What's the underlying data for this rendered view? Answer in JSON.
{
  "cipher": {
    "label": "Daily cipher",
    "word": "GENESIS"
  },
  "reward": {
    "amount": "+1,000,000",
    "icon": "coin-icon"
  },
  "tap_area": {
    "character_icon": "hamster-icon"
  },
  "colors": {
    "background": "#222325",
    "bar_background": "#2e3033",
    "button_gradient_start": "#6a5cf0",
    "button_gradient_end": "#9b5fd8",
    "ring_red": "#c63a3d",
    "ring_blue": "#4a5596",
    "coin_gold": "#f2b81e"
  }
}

• • • •

This exercise calls for every record above to be written out again exactly.

__OUTPUT OF THE EXERCISE__.
What's the underlying data for this rendered view? Answer in JSON.
{
  "cipher": {
    "label": "Daily cipher",
    "word": "GENESIS"
  },
  "reward": {
    "amount": "+1,000,000",
    "icon": "coin-icon"
  },
  "tap_area": {
    "character_icon": "hamster-icon"
  },
  "colors": {
    "background": "#222325",
    "bar_background": "#2e3033",
    "button_gradient_start": "#6a5cf0",
    "button_gradient_end": "#9b5fd8",
    "ring_red": "#c63a3d",
    "ring_blue": "#4a5596",
    "coin_gold": "#f2b81e"
  }
}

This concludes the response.